▼▼▼

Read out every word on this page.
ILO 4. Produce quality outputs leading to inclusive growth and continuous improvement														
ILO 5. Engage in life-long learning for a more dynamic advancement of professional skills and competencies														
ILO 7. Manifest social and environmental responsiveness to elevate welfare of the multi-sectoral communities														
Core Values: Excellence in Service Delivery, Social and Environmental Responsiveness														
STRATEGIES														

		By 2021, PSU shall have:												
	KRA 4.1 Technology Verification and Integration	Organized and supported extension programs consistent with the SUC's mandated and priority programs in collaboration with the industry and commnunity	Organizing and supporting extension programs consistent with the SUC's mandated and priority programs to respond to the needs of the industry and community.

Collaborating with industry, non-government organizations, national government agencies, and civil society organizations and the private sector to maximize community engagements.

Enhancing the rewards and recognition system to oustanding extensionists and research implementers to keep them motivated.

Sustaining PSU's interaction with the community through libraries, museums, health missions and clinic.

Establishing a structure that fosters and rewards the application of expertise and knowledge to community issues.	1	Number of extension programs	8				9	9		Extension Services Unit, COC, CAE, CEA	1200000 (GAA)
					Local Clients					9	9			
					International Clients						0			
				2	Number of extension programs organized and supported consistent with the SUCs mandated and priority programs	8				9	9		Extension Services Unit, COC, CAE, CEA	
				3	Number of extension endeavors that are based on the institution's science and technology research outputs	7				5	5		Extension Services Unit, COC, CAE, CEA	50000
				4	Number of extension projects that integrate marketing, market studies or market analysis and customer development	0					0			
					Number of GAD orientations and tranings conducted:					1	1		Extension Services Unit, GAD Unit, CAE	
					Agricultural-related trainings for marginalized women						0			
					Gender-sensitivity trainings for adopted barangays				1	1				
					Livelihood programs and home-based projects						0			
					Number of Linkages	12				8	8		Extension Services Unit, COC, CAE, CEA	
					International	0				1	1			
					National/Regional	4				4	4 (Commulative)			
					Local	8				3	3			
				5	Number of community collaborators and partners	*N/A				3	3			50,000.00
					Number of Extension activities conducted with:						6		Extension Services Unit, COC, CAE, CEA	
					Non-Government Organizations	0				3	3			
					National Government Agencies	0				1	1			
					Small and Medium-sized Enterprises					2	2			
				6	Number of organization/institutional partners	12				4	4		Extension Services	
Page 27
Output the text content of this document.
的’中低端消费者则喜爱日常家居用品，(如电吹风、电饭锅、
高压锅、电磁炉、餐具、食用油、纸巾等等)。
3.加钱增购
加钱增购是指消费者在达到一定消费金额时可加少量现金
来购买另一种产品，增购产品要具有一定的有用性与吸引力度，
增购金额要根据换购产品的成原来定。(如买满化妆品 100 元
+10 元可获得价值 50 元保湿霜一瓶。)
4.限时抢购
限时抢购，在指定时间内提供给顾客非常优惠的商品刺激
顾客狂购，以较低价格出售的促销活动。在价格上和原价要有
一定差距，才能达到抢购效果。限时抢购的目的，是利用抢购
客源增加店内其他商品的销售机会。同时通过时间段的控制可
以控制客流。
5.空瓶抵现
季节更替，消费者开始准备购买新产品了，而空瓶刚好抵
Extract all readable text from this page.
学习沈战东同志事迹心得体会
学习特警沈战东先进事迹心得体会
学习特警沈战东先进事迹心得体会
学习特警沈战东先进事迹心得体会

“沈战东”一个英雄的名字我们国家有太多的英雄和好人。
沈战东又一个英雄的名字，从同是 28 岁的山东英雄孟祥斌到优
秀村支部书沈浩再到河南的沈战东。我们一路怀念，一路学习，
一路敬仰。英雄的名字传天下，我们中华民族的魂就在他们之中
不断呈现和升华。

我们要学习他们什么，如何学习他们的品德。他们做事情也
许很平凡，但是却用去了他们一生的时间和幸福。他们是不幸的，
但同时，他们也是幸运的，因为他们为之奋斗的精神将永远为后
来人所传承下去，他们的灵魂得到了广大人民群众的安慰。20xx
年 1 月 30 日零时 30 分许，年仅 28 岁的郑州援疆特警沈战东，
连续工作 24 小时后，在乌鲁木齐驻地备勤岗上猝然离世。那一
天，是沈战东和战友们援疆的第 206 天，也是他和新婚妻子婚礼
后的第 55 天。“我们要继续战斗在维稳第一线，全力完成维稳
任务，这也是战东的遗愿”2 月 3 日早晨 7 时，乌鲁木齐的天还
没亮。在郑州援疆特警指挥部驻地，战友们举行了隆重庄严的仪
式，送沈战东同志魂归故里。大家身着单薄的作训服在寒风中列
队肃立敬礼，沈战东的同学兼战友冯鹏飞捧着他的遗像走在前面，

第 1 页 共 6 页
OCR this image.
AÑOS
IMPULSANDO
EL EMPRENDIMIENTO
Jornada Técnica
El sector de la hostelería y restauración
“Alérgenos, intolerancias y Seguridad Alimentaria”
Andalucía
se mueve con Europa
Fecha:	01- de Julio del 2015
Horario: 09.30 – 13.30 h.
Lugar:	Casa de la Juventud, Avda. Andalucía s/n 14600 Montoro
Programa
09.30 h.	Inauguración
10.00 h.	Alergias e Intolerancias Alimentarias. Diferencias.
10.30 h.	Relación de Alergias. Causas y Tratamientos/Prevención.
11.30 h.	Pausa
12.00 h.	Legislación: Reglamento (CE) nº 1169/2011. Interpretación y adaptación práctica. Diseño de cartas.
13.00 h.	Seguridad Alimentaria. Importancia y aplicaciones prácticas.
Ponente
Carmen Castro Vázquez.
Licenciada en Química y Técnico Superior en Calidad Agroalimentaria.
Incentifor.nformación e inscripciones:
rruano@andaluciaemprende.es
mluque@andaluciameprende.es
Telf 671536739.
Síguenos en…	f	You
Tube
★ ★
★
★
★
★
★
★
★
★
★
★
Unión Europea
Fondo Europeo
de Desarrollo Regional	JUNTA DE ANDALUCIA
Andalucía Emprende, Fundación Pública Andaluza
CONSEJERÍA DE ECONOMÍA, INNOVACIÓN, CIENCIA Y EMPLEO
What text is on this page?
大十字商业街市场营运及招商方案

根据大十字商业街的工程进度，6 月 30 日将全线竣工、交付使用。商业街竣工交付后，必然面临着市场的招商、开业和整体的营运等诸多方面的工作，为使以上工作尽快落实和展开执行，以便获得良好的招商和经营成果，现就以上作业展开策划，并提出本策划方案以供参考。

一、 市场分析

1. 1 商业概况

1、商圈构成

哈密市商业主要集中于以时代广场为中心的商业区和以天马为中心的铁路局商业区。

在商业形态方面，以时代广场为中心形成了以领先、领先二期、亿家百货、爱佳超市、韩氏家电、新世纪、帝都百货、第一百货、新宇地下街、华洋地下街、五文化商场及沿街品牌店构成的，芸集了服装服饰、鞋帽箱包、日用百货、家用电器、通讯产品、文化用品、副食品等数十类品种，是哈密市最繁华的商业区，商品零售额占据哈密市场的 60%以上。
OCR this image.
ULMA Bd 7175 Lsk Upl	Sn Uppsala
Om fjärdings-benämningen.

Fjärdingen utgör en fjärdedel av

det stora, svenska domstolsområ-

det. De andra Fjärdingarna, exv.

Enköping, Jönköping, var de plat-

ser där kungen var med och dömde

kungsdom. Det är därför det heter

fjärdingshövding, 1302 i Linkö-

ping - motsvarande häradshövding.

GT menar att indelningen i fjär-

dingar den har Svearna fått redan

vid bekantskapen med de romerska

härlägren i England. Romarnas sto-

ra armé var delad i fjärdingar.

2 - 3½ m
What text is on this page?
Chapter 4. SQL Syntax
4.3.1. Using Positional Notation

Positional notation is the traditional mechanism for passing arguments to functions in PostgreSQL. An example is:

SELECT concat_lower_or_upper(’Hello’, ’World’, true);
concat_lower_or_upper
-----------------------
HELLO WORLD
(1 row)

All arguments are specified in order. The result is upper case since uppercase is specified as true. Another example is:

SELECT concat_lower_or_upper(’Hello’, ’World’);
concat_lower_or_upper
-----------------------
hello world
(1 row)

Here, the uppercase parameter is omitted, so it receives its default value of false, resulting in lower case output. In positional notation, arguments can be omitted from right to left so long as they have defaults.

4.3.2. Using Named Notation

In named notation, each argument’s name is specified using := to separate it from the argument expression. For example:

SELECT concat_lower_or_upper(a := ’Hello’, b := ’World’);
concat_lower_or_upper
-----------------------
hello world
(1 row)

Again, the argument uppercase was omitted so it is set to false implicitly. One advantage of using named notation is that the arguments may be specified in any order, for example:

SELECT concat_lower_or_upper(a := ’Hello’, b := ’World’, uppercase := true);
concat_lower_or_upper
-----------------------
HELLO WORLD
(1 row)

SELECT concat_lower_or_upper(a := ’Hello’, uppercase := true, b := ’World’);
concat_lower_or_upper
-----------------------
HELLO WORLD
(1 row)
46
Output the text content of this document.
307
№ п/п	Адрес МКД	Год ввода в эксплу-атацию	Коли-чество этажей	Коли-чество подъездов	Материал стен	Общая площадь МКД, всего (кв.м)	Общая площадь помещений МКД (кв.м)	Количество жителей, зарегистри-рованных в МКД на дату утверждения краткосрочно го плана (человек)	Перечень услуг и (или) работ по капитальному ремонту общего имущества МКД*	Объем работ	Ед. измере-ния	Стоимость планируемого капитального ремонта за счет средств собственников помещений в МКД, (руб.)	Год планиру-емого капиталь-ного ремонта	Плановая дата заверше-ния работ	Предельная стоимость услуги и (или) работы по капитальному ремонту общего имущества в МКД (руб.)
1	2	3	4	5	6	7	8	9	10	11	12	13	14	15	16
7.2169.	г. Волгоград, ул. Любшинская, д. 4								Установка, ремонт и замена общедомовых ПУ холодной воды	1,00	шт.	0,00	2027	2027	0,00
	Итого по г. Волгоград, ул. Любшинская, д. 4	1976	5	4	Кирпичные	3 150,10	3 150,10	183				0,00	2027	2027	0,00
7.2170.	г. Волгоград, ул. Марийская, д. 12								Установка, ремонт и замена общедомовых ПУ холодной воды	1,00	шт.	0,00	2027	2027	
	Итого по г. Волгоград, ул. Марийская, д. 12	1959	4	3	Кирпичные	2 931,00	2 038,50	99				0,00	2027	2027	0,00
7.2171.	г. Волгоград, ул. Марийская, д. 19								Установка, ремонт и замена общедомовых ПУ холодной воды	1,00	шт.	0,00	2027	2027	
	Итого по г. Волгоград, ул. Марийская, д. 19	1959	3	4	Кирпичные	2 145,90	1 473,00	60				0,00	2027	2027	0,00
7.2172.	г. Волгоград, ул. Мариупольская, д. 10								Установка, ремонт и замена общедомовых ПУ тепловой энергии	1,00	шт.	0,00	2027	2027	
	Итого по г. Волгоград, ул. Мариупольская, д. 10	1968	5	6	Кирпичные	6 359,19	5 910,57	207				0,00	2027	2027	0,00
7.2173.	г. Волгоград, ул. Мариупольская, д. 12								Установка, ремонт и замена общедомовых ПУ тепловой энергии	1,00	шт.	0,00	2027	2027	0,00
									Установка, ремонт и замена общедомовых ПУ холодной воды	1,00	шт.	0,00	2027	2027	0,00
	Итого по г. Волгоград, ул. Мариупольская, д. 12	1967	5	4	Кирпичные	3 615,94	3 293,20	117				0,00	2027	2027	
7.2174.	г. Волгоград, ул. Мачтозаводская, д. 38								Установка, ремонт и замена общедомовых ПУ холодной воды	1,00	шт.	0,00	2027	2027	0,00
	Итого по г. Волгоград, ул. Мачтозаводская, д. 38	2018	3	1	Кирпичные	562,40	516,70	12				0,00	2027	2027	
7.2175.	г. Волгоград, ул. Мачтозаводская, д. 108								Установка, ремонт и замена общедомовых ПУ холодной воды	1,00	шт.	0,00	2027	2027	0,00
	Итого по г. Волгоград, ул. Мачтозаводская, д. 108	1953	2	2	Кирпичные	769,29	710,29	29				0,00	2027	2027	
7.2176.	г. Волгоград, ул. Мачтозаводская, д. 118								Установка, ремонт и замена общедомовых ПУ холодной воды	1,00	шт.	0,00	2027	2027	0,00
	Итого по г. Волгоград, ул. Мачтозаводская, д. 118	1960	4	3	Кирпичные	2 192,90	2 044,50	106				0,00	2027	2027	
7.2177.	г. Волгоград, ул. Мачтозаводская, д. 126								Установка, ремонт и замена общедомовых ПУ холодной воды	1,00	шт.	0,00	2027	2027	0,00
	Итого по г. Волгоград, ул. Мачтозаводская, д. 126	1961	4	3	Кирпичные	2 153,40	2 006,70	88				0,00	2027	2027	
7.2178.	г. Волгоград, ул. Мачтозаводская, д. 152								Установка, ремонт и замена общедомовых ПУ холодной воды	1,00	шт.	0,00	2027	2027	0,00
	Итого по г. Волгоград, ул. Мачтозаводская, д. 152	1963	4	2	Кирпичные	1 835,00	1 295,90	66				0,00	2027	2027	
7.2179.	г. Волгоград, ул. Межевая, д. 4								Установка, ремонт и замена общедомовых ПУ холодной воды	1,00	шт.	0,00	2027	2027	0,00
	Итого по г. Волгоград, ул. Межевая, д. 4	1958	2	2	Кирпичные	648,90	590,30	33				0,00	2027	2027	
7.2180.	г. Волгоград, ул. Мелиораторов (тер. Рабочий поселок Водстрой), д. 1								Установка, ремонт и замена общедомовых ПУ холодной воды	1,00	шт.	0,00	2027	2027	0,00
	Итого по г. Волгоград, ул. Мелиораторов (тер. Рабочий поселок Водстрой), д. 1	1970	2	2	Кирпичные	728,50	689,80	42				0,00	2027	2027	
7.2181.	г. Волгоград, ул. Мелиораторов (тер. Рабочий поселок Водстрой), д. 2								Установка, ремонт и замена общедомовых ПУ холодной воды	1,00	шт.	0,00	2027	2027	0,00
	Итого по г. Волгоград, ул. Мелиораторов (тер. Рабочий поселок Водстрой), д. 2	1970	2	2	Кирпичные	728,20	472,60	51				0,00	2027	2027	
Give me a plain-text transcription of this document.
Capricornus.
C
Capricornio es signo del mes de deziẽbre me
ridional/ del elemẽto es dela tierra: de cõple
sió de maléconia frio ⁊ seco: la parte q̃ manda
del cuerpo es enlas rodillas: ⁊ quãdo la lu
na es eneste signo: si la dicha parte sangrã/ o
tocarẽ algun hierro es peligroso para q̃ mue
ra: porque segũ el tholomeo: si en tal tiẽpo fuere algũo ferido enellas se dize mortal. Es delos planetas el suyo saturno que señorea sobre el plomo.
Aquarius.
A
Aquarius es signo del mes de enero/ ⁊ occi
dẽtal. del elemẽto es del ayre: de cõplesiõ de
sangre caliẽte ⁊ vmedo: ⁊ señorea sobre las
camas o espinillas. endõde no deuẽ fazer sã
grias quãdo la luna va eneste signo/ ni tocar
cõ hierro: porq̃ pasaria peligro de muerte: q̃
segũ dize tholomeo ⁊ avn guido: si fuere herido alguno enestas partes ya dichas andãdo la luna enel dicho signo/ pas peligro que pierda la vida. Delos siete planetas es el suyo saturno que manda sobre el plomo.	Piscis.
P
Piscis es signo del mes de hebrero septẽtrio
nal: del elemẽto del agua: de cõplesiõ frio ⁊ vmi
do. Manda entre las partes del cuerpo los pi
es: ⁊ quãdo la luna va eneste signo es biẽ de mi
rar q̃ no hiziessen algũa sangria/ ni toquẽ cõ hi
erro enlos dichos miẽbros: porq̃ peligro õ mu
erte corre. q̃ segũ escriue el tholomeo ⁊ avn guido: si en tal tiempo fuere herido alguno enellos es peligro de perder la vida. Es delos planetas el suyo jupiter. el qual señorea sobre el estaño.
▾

▲▲▲

**Task goal**
Look above for lines with the word "Марийская" and copy them all.

**Correct answer**
7.2170.	г. Волгоград, ул. Марийская, д. 12								Установка, ремонт и замена общедомовых ПУ холодной воды	1,00	шт.	0,00	2027	2027	
	Итого по г. Волгоград, ул. Марийская, д. 12	1959	4	3	Кирпичные	2 931,00	2 038,50	99				0,00	2027	2027	0,00
7.2171.	г. Волгоград, ул. Марийская, д. 19								Установка, ремонт и замена общедомовых ПУ холодной воды	1,00	шт.	0,00	2027	2027	
	Итого по г. Волгоград, ул. Марийская, д. 19	1959	3	4	Кирпичные	2 145,90	1 473,00	60				0,00	2027	2027	0,00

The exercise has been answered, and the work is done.